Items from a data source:
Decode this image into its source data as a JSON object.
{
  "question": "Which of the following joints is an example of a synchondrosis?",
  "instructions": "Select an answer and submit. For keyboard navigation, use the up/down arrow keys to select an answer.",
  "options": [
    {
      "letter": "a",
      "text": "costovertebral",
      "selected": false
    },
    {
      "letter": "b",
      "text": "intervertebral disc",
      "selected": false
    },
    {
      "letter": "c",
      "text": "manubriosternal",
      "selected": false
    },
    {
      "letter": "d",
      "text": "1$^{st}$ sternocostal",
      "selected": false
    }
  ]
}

Goal: Copy every line above that includes the string "text".

Answer to this problem:
      "text": "costovertebral",
      "text": "intervertebral disc",
      "text": "manubriosternal",
      "text": "1$^{st}$ sternocostal",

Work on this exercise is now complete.